[Exercise aim]
Reproduce every line of the listing below verbatim, but omit the pictures.

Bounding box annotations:
/---
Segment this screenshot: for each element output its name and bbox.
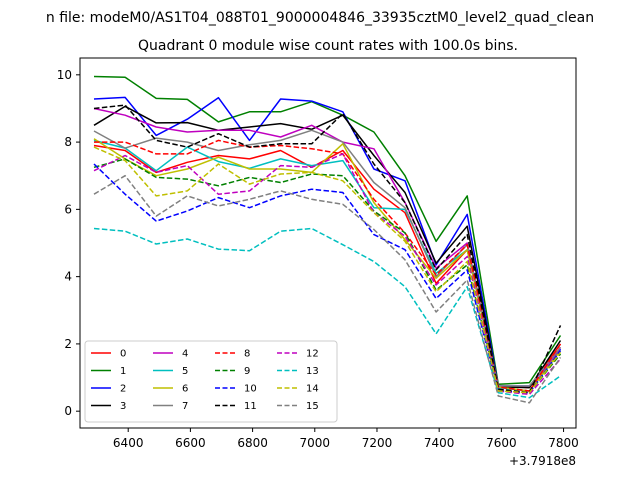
series-line-2 xyxy=(93,96,562,387)
chart-title: Quadrant 0 module wise count rates with … xyxy=(138,38,518,54)
axes-frame xyxy=(79,57,577,429)
x-axis: 6400 6600 6800 7000 7200 7400 7600 7800 xyxy=(113,428,579,450)
x-tick-label: 6800 xyxy=(237,436,268,450)
legend-label-7: 7 xyxy=(182,401,188,412)
y-tick-label: 10 xyxy=(57,68,72,82)
legend-label-9: 9 xyxy=(244,366,250,377)
legend-label-8: 8 xyxy=(244,349,250,360)
y-tick-label: 0 xyxy=(64,404,72,418)
series-line-13 xyxy=(93,227,561,399)
series-line-3 xyxy=(93,105,562,389)
x-offset-label: +3.7918e8 xyxy=(509,454,576,468)
legend-label-5: 5 xyxy=(182,366,188,377)
legend-label-14: 14 xyxy=(306,384,319,395)
legend-label-13: 13 xyxy=(306,366,319,377)
legend-label-11: 11 xyxy=(244,401,257,412)
series-line-11 xyxy=(93,104,562,394)
y-tick-label: 8 xyxy=(64,135,72,149)
legend-box xyxy=(84,340,338,423)
series-line-10 xyxy=(93,163,562,394)
y-tick-label: 4 xyxy=(64,270,72,284)
legend-label-0: 0 xyxy=(120,349,126,360)
x-tick-label: 7800 xyxy=(548,436,579,450)
legend-label-2: 2 xyxy=(120,384,126,395)
y-tick-label: 6 xyxy=(64,202,72,216)
x-tick-label: 7600 xyxy=(486,436,517,450)
plot-area: 6400 6600 6800 7000 7200 7400 7600 7800 0246810… xyxy=(57,57,579,450)
series-line-15 xyxy=(93,174,562,404)
series-lines xyxy=(93,75,562,404)
series-line-9 xyxy=(93,158,562,394)
series-line-8 xyxy=(94,139,562,392)
legend-label-10: 10 xyxy=(244,384,257,395)
x-tick-label: 6600 xyxy=(175,436,206,450)
x-tick-label: 7200 xyxy=(362,436,393,450)
y-tick-label: 2 xyxy=(64,337,72,351)
series-line-1 xyxy=(93,75,562,386)
legend-label-1: 1 xyxy=(120,366,126,377)
legend-label-15: 15 xyxy=(306,401,319,412)
figure-suptitle: n file: modeM0/AS1T04_088T01_9000004846_… xyxy=(46,10,594,26)
x-tick-label: 7000 xyxy=(300,436,331,450)
x-tick-label: 7400 xyxy=(424,436,455,450)
legend-label-12: 12 xyxy=(306,349,319,360)
x-tick-label: 6400 xyxy=(113,436,144,450)
legend-label-4: 4 xyxy=(182,349,188,360)
y-axis: 0 2 4 6 8 10 xyxy=(57,68,80,418)
series-line-14 xyxy=(93,146,562,394)
legend-label-3: 3 xyxy=(120,401,126,412)
legend-label-6: 6 xyxy=(182,384,188,395)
\---
[Answer to this task]
Segment this screenshot: for each element output its name and bbox.
series-line-2 xyxy=(93,96,562,387)
chart-title: Quadrant 0 module wise count rates with … xyxy=(138,38,518,54)
axes-frame xyxy=(79,57,577,429)
x-axis: 6400 6600 6800 7000 7200 7400 7600 7800 xyxy=(113,428,579,450)
x-tick-label: 6800 xyxy=(237,436,268,450)
legend-label-7: 7 xyxy=(182,401,188,412)
y-tick-label: 10 xyxy=(57,68,72,82)
legend-label-9: 9 xyxy=(244,366,250,377)
legend-label-8: 8 xyxy=(244,349,250,360)
y-tick-label: 0 xyxy=(64,404,72,418)
series-line-13 xyxy=(93,227,561,399)
series-line-3 xyxy=(93,105,562,389)
x-offset-label: +3.7918e8 xyxy=(509,454,576,468)
legend-label-5: 5 xyxy=(182,366,188,377)
legend-label-14: 14 xyxy=(306,384,319,395)
legend-label-13: 13 xyxy=(306,366,319,377)
legend-label-11: 11 xyxy=(244,401,257,412)
series-line-11 xyxy=(93,104,562,394)
y-tick-label: 8 xyxy=(64,135,72,149)
legend-box xyxy=(84,340,338,423)
series-line-10 xyxy=(93,163,562,394)
y-tick-label: 4 xyxy=(64,270,72,284)
legend-label-0: 0 xyxy=(120,349,126,360)
x-tick-label: 7800 xyxy=(548,436,579,450)
legend-label-2: 2 xyxy=(120,384,126,395)
y-tick-label: 6 xyxy=(64,202,72,216)
x-tick-label: 7600 xyxy=(486,436,517,450)
plot-area: 6400 6600 6800 7000 7200 7400 7600 7800 0246810… xyxy=(57,57,579,450)
series-line-15 xyxy=(93,174,562,404)
series-lines xyxy=(93,75,562,404)
series-line-9 xyxy=(93,158,562,394)
series-line-8 xyxy=(94,139,562,392)
legend-label-10: 10 xyxy=(244,384,257,395)
x-tick-label: 6600 xyxy=(175,436,206,450)
x-tick-label: 7200 xyxy=(362,436,393,450)
y-tick-label: 2 xyxy=(64,337,72,351)
series-line-1 xyxy=(93,75,562,386)
legend-label-1: 1 xyxy=(120,366,126,377)
legend-label-15: 15 xyxy=(306,401,319,412)
figure-suptitle: n file: modeM0/AS1T04_088T01_9000004846_… xyxy=(46,10,594,26)
x-tick-label: 7000 xyxy=(300,436,331,450)
x-tick-label: 7400 xyxy=(424,436,455,450)
legend-label-12: 12 xyxy=(306,349,319,360)
x-tick-label: 6400 xyxy=(113,436,144,450)
legend-label-4: 4 xyxy=(182,349,188,360)
y-axis: 0 2 4 6 8 10 xyxy=(57,68,80,418)
series-line-14 xyxy=(93,146,562,394)
legend-label-3: 3 xyxy=(120,401,126,412)
legend-label-6: 6 xyxy=(182,384,188,395)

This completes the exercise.